## [WHAT IS BEING ASKED]
Repeat the records below exactly, leaving out any pictures.
======== PROVIDED MATERIAL
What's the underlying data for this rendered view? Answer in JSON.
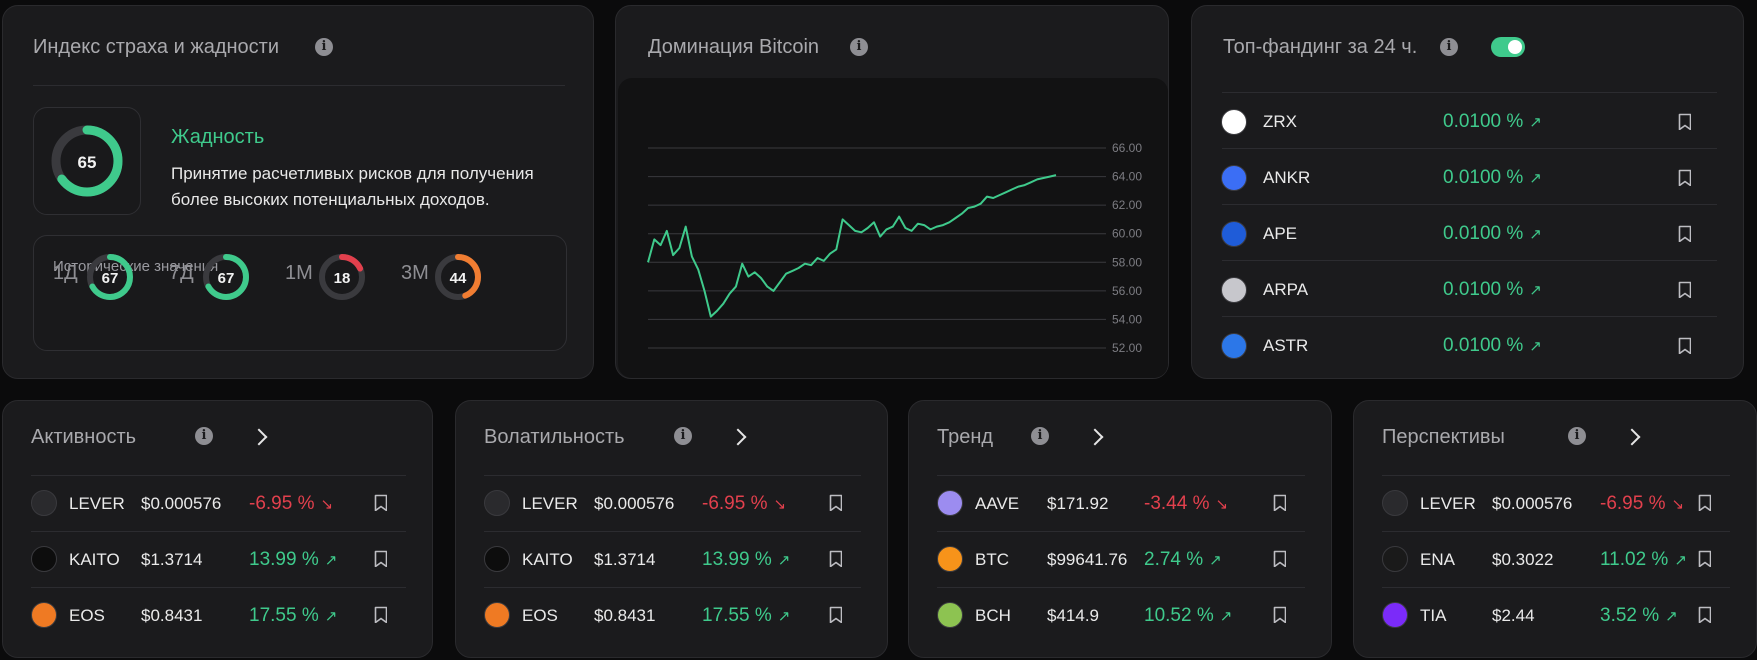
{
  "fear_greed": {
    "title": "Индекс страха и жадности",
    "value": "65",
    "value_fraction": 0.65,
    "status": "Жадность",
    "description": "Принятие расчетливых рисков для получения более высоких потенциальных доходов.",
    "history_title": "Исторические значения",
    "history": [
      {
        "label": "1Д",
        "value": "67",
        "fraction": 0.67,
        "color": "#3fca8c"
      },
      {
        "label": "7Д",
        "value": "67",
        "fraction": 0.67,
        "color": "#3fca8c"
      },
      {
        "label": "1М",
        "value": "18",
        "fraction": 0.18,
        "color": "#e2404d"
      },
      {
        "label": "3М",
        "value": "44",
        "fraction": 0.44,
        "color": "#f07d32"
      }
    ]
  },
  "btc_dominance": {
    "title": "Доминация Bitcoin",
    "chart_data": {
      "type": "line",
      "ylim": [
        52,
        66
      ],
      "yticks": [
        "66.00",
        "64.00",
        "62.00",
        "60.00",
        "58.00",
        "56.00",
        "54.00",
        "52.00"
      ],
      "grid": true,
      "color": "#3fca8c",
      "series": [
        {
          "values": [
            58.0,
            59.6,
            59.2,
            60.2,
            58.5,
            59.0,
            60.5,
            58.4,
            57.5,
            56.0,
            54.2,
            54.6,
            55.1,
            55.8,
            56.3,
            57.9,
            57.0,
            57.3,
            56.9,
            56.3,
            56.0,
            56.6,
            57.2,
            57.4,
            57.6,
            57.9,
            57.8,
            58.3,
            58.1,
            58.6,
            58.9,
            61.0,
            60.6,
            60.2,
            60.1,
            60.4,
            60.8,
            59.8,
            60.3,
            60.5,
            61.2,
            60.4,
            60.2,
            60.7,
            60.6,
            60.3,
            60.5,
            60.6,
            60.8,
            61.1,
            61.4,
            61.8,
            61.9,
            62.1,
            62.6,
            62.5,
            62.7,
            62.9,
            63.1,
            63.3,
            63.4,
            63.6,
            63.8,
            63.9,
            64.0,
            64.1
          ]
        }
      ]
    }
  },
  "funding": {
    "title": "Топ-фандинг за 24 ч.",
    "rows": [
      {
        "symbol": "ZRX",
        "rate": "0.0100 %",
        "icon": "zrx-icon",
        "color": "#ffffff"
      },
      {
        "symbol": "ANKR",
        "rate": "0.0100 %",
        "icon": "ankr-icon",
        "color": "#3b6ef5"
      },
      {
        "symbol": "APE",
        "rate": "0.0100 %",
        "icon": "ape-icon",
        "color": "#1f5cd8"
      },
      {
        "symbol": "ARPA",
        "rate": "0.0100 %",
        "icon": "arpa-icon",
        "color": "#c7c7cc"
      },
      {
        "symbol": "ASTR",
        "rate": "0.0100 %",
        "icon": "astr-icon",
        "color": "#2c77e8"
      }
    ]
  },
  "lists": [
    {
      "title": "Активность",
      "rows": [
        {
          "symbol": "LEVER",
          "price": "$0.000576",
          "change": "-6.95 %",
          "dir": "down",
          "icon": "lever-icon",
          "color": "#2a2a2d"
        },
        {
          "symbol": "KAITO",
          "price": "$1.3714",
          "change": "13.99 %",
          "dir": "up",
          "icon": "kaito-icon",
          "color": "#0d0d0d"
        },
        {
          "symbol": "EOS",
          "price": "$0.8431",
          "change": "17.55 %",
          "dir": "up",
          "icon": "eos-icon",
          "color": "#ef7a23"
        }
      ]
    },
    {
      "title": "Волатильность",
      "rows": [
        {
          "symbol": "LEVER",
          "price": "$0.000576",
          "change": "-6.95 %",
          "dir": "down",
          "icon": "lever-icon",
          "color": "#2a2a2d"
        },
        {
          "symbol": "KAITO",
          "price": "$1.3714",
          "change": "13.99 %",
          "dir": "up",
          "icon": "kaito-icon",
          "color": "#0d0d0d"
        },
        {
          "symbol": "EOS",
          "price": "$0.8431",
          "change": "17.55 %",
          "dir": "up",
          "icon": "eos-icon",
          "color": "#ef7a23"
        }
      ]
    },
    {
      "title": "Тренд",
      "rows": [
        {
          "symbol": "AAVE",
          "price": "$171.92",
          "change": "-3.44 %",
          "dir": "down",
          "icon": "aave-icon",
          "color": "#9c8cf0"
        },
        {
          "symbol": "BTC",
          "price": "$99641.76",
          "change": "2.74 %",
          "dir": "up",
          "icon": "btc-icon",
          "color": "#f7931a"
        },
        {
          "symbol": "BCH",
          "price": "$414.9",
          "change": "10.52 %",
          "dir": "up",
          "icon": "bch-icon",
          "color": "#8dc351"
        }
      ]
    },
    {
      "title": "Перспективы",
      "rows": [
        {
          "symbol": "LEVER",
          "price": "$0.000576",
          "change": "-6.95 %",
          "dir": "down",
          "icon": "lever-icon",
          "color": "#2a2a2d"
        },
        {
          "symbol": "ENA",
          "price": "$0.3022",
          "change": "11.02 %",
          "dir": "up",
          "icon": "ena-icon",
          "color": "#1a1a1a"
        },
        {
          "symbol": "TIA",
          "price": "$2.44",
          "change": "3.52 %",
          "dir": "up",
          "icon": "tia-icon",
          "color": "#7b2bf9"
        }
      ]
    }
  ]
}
================
## [WRITTEN RESPONSE]
What's the underlying data for this rendered view? Answer in JSON.
{
  "fear_greed": {
    "title": "Индекс страха и жадности",
    "value": "65",
    "value_fraction": 0.65,
    "status": "Жадность",
    "description": "Принятие расчетливых рисков для получения более высоких потенциальных доходов.",
    "history_title": "Исторические значения",
    "history": [
      {
        "label": "1Д",
        "value": "67",
        "fraction": 0.67,
        "color": "#3fca8c"
      },
      {
        "label": "7Д",
        "value": "67",
        "fraction": 0.67,
        "color": "#3fca8c"
      },
      {
        "label": "1М",
        "value": "18",
        "fraction": 0.18,
        "color": "#e2404d"
      },
      {
        "label": "3М",
        "value": "44",
        "fraction": 0.44,
        "color": "#f07d32"
      }
    ]
  },
  "btc_dominance": {
    "title": "Доминация Bitcoin",
    "chart_data": {
      "type": "line",
      "ylim": [
        52,
        66
      ],
      "yticks": [
        "66.00",
        "64.00",
        "62.00",
        "60.00",
        "58.00",
        "56.00",
        "54.00",
        "52.00"
      ],
      "grid": true,
      "color": "#3fca8c",
      "series": [
        {
          "values": [
            58.0,
            59.6,
            59.2,
            60.2,
            58.5,
            59.0,
            60.5,
            58.4,
            57.5,
            56.0,
            54.2,
            54.6,
            55.1,
            55.8,
            56.3,
            57.9,
            57.0,
            57.3,
            56.9,
            56.3,
            56.0,
            56.6,
            57.2,
            57.4,
            57.6,
            57.9,
            57.8,
            58.3,
            58.1,
            58.6,
            58.9,
            61.0,
            60.6,
            60.2,
            60.1,
            60.4,
            60.8,
            59.8,
            60.3,
            60.5,
            61.2,
            60.4,
            60.2,
            60.7,
            60.6,
            60.3,
            60.5,
            60.6,
            60.8,
            61.1,
            61.4,
            61.8,
            61.9,
            62.1,
            62.6,
            62.5,
            62.7,
            62.9,
            63.1,
            63.3,
            63.4,
            63.6,
            63.8,
            63.9,
            64.0,
            64.1
          ]
        }
      ]
    }
  },
  "funding": {
    "title": "Топ-фандинг за 24 ч.",
    "rows": [
      {
        "symbol": "ZRX",
        "rate": "0.0100 %",
        "icon": "zrx-icon",
        "color": "#ffffff"
      },
      {
        "symbol": "ANKR",
        "rate": "0.0100 %",
        "icon": "ankr-icon",
        "color": "#3b6ef5"
      },
      {
        "symbol": "APE",
        "rate": "0.0100 %",
        "icon": "ape-icon",
        "color": "#1f5cd8"
      },
      {
        "symbol": "ARPA",
        "rate": "0.0100 %",
        "icon": "arpa-icon",
        "color": "#c7c7cc"
      },
      {
        "symbol": "ASTR",
        "rate": "0.0100 %",
        "icon": "astr-icon",
        "color": "#2c77e8"
      }
    ]
  },
  "lists": [
    {
      "title": "Активность",
      "rows": [
        {
          "symbol": "LEVER",
          "price": "$0.000576",
          "change": "-6.95 %",
          "dir": "down",
          "icon": "lever-icon",
          "color": "#2a2a2d"
        },
        {
          "symbol": "KAITO",
          "price": "$1.3714",
          "change": "13.99 %",
          "dir": "up",
          "icon": "kaito-icon",
          "color": "#0d0d0d"
        },
        {
          "symbol": "EOS",
          "price": "$0.8431",
          "change": "17.55 %",
          "dir": "up",
          "icon": "eos-icon",
          "color": "#ef7a23"
        }
      ]
    },
    {
      "title": "Волатильность",
      "rows": [
        {
          "symbol": "LEVER",
          "price": "$0.000576",
          "change": "-6.95 %",
          "dir": "down",
          "icon": "lever-icon",
          "color": "#2a2a2d"
        },
        {
          "symbol": "KAITO",
          "price": "$1.3714",
          "change": "13.99 %",
          "dir": "up",
          "icon": "kaito-icon",
          "color": "#0d0d0d"
        },
        {
          "symbol": "EOS",
          "price": "$0.8431",
          "change": "17.55 %",
          "dir": "up",
          "icon": "eos-icon",
          "color": "#ef7a23"
        }
      ]
    },
    {
      "title": "Тренд",
      "rows": [
        {
          "symbol": "AAVE",
          "price": "$171.92",
          "change": "-3.44 %",
          "dir": "down",
          "icon": "aave-icon",
          "color": "#9c8cf0"
        },
        {
          "symbol": "BTC",
          "price": "$99641.76",
          "change": "2.74 %",
          "dir": "up",
          "icon": "btc-icon",
          "color": "#f7931a"
        },
        {
          "symbol": "BCH",
          "price": "$414.9",
          "change": "10.52 %",
          "dir": "up",
          "icon": "bch-icon",
          "color": "#8dc351"
        }
      ]
    },
    {
      "title": "Перспективы",
      "rows": [
        {
          "symbol": "LEVER",
          "price": "$0.000576",
          "change": "-6.95 %",
          "dir": "down",
          "icon": "lever-icon",
          "color": "#2a2a2d"
        },
        {
          "symbol": "ENA",
          "price": "$0.3022",
          "change": "11.02 %",
          "dir": "up",
          "icon": "ena-icon",
          "color": "#1a1a1a"
        },
        {
          "symbol": "TIA",
          "price": "$2.44",
          "change": "3.52 %",
          "dir": "up",
          "icon": "tia-icon",
          "color": "#7b2bf9"
        }
      ]
    }
  ]
}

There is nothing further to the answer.